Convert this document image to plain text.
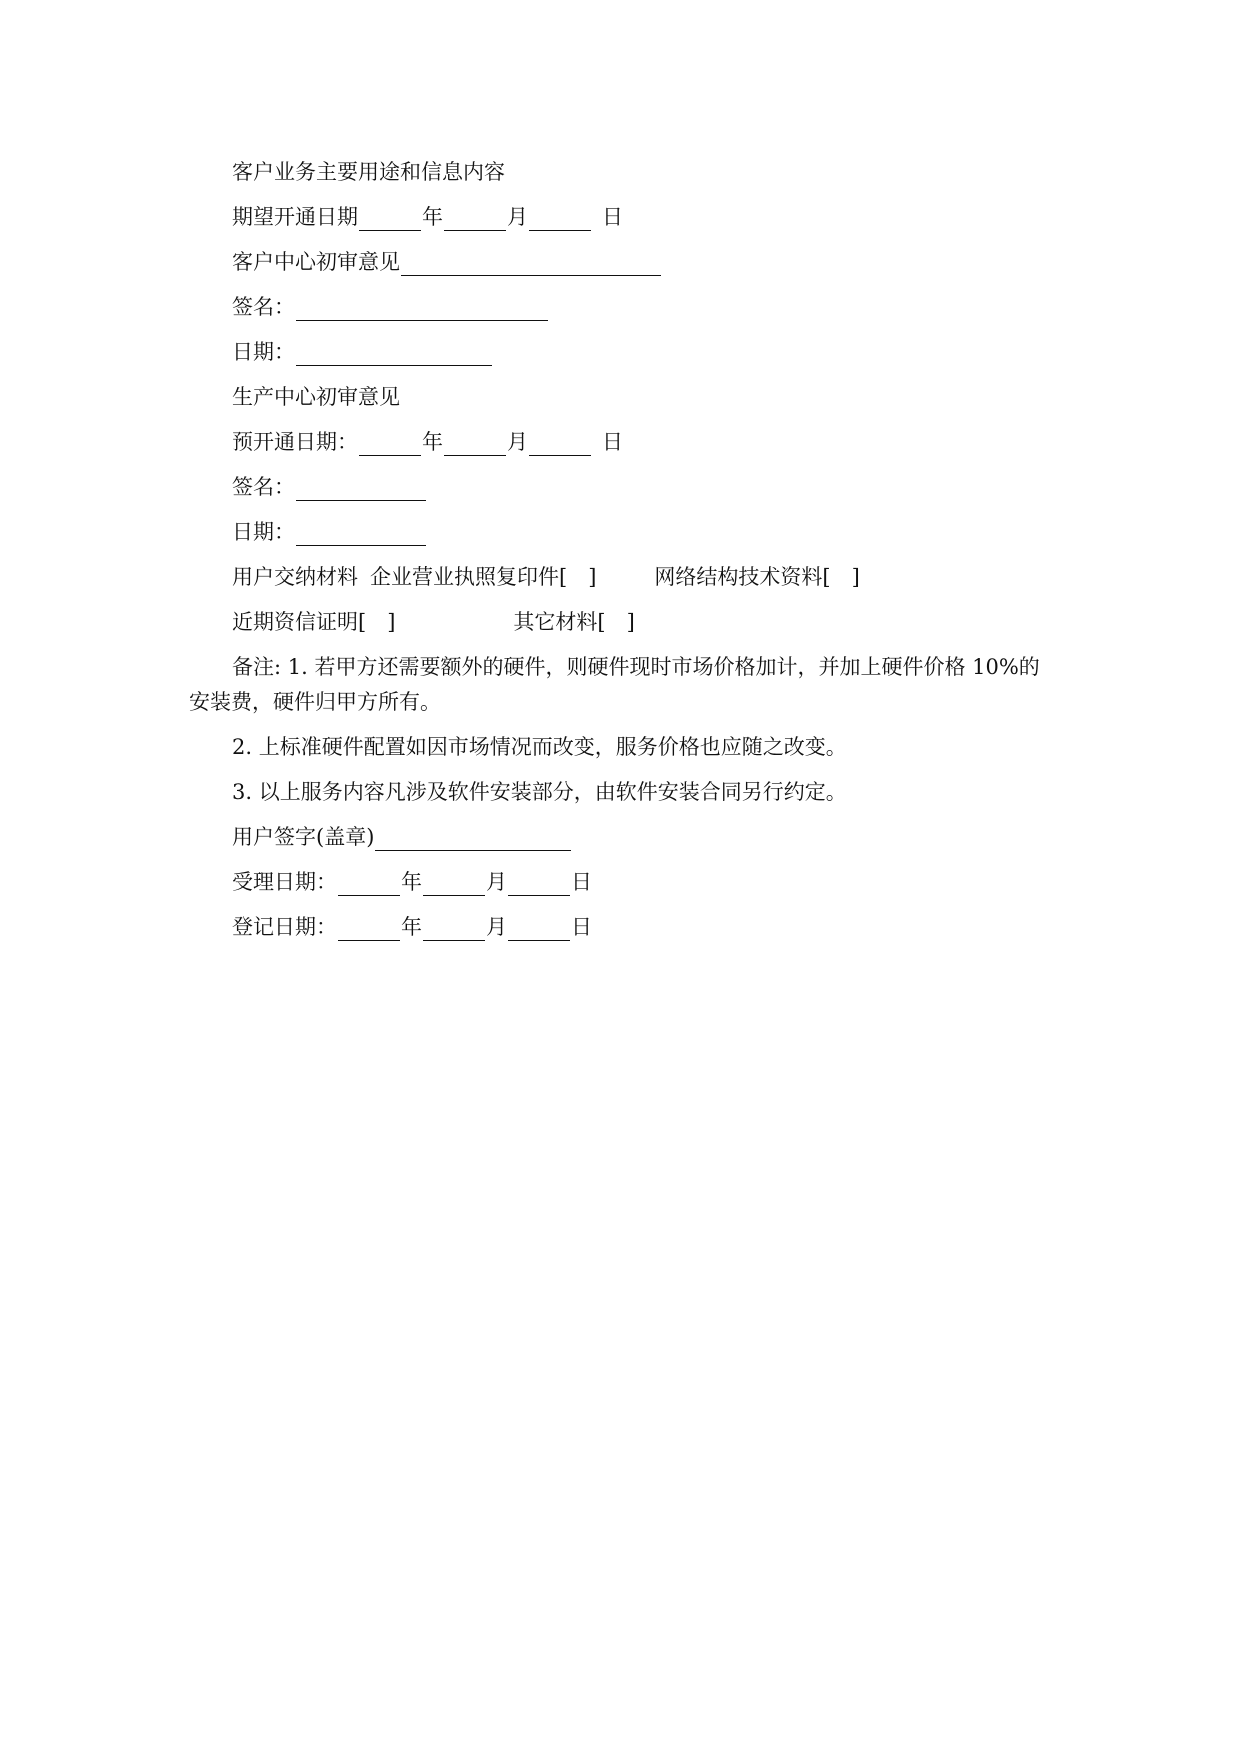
客户业务主要用途和信息内容
期望开通日期	年	月	日
客户中心初审意见
签名：
日期：
生产中心初审意见
预开通日期：	年	月	日
签名：
日期：
用户交纳材料 企业营业执照复印件[　]	网络结构技术资料[　]
近期资信证明[　]	其它材料[　]
备注: 1. 若甲方还需要额外的硬件，则硬件现时市场价格加计，并加上硬件价格 10%的
安装费，硬件归甲方所有。
2. 上标准硬件配置如因市场情况而改变，服务价格也应随之改变。
3. 以上服务内容凡涉及软件安装部分，由软件安装合同另行约定。
用户签字(盖章)
受理日期：	年	月	日
登记日期：	年	月	日
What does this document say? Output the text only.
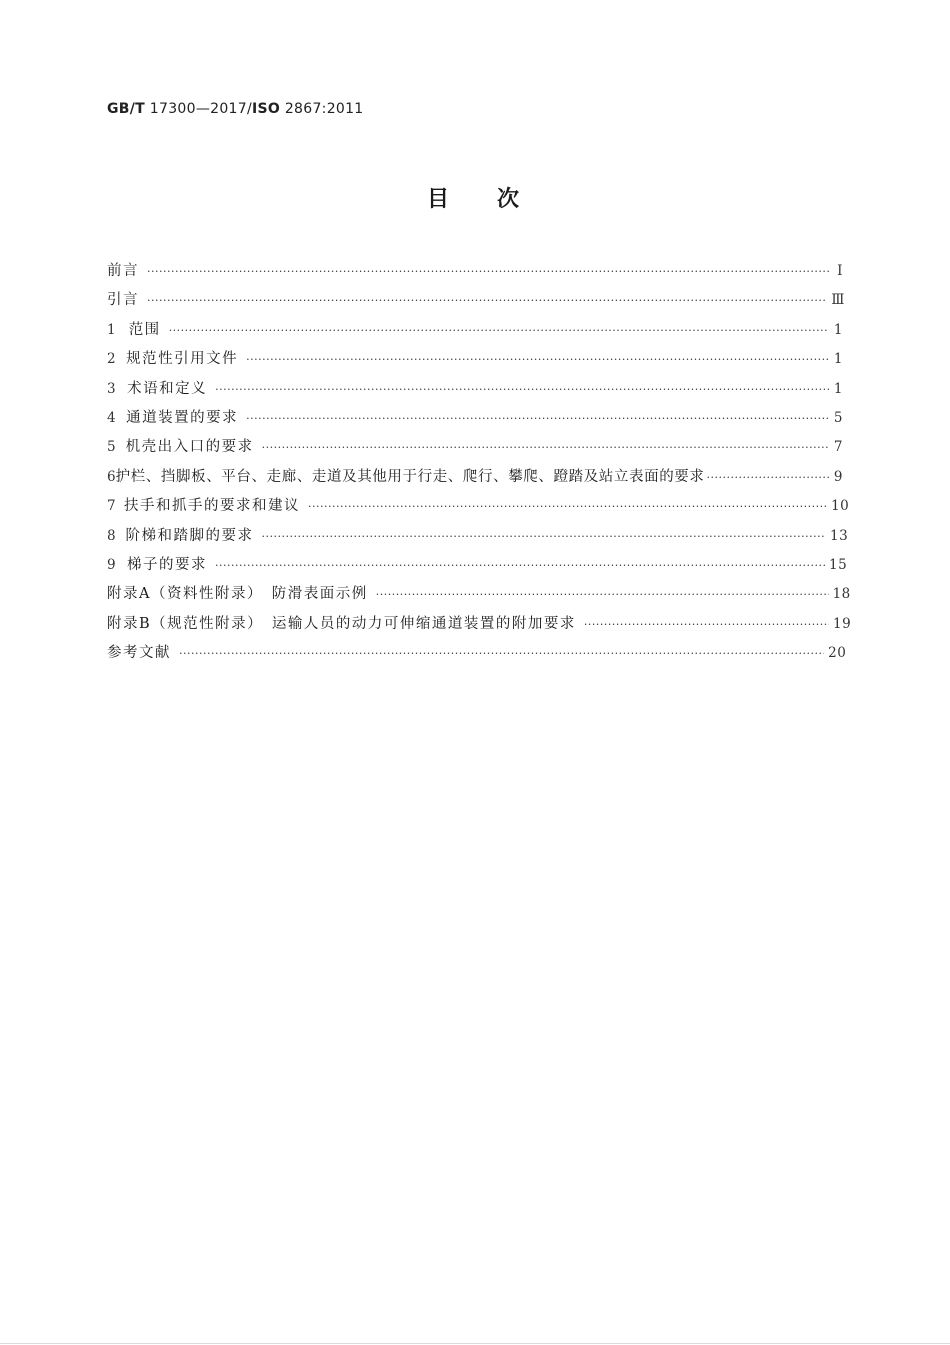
GB/T 17300—2017/ISO 2867:2011
目次
前言 ·····	Ⅰ
引言 ·····	Ⅲ
1 范围 ·····	1
2 规范性引用文件 ·····	1
3 术语和定义 ·····	1
4 通道装置的要求 ·····	5
5 机壳出入口的要求 ·····	7
6 护栏、挡脚板、平台、走廊、走道及其他用于行走、爬行、攀爬、蹬踏及站立表面的要求 ·····	9
7 扶手和抓手的要求和建议 ·····	10
8 阶梯和踏脚的要求 ·····	13
9 梯子的要求 ·····	15
附录A（资料性附录）　防滑表面示例 ·····	18
附录B（规范性附录）　运输人员的动力可伸缩通道装置的附加要求 ·····	19
参考文献 ·····	20
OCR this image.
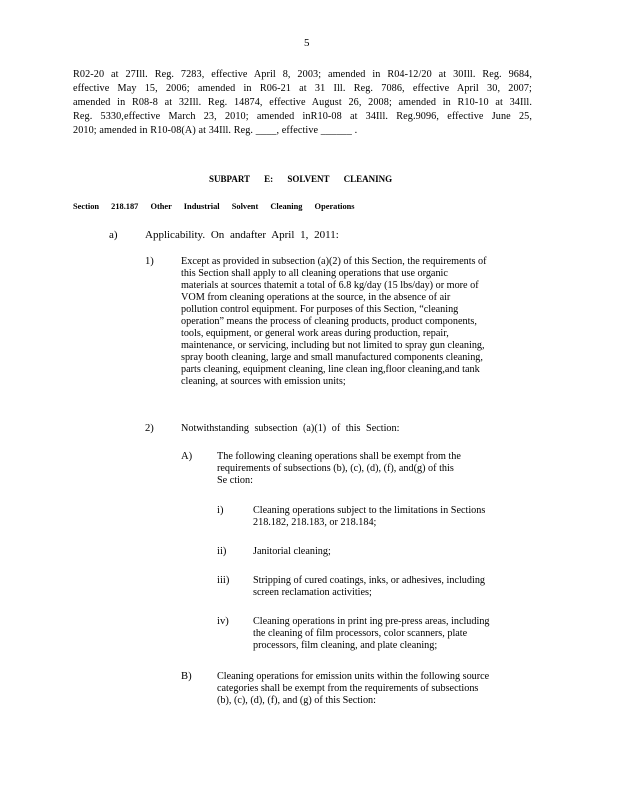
5
R02-20 at 27Ill. Reg. 7283, effective April 8, 2003; amended in R04-12/20 at 30Ill. Reg. 9684,
effective May 15, 2006; amended in R06-21 at 31 Ill. Reg. 7086, effective April 30, 2007;
amended in R08-8 at 32Ill. Reg. 14874, effective August 26, 2008; amended in R10-10 at 34Ill.
Reg. 5330,effective March 23, 2010; amended inR10-08 at 34Ill. Reg.9096, effective June 25,
2010; amended in R10-08(A) at 34Ill. Reg. ____, effective ______ .
SUBPART E: SOLVENT CLEANING
Section 218.187 Other Industrial Solvent Cleaning Operations
a) Applicability. On andafter April 1, 2011:
1)	Except as provided in subsection (a)(2) of this Section, the requirements of

this Section shall apply to all cleaning operations that use organic

materials at sources thatemit a total of 6.8 kg/day (15 lbs/day) or more of

VOM from cleaning operations at the source, in the absence of air

pollution control equipment. For purposes of this Section, “cleaning

operation” means the process of cleaning products, product components,

tools, equipment, or general work areas during production, repair,

maintenance, or servicing, including but not limited to spray gun cleaning,

spray booth cleaning, large and small manufactured components cleaning,

parts cleaning, equipment cleaning, line clean ing,floor cleaning,and tank

cleaning, at sources with emission units;

2)	Notwithstanding subsection (a)(1) of this Section:
A) The following cleaning operations shall be exempt from the

requirements of subsections (b), (c), (d), (f), and(g) of this

Se ction:

i)	Cleaning operations subject to the limitations in Sections

218.182, 218.183, or 218.184;

ii)	Janitorial cleaning;

iii) Stripping of cured coatings, inks, or adhesives, including

screen reclamation activities;

iv) Cleaning operations in print ing pre-press areas, including

the cleaning of film processors, color scanners, plate

processors, film cleaning, and plate cleaning;

B) Cleaning operations for emission units within the following source

categories shall be exempt from the requirements of subsections

(b), (c), (d), (f), and (g) of this Section:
------------------------------
▶ **DO THIS**
Identify every line where the string "film" appears.

▶ **TASK ANSWER**
the cleaning of film processors, color scanners, plate
processors, film cleaning, and plate cleaning;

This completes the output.